# The exercise
Collect each line holding the string "amount".
-------------------------
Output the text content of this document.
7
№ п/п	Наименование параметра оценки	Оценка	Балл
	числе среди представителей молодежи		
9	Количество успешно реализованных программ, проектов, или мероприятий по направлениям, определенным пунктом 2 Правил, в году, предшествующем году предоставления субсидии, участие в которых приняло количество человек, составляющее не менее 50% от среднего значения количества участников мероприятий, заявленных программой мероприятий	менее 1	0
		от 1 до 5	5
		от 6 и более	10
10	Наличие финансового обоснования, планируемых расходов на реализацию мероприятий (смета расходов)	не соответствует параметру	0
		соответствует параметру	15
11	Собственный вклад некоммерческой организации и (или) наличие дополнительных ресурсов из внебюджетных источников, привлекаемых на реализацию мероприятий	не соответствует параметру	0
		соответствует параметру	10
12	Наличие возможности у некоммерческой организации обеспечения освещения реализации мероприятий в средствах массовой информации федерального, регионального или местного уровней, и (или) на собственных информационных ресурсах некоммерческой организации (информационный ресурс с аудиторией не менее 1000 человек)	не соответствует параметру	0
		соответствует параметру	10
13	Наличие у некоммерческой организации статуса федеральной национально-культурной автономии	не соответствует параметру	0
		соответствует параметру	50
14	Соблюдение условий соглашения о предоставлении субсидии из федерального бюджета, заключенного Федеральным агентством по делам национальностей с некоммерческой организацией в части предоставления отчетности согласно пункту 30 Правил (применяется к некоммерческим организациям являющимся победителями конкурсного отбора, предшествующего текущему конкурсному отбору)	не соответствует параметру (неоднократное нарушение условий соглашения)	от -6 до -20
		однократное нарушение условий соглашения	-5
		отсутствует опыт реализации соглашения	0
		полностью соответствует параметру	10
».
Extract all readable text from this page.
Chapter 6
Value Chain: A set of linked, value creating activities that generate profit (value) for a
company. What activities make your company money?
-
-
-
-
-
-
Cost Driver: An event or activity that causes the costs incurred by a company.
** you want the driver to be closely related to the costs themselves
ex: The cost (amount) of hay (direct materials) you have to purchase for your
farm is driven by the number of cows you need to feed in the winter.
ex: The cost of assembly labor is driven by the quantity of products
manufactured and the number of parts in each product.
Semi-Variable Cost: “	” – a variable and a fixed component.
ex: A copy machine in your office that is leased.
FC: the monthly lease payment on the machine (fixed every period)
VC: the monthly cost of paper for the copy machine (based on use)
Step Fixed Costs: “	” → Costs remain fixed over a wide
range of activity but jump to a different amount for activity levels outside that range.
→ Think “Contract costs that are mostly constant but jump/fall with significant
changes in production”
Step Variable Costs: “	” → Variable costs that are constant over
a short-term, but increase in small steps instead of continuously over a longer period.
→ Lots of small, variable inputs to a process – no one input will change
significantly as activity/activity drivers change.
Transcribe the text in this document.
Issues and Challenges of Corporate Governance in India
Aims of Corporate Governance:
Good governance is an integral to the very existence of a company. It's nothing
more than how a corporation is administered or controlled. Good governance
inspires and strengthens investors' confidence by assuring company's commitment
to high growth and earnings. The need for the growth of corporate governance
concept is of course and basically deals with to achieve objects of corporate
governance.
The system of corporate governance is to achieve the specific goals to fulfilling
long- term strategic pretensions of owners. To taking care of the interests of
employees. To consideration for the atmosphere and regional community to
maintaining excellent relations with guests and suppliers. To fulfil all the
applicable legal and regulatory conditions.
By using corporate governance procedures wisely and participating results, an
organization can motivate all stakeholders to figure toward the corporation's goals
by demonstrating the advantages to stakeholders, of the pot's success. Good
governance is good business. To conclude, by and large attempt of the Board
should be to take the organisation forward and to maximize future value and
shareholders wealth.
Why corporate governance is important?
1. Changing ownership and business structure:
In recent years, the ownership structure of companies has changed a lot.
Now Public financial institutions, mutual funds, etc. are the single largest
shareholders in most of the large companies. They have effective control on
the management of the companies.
-------------------------
# Expected output
ex: The cost (amount) of hay (direct materials) you have to purchase for your
range of activity but jump to a different amount for activity levels outside that range.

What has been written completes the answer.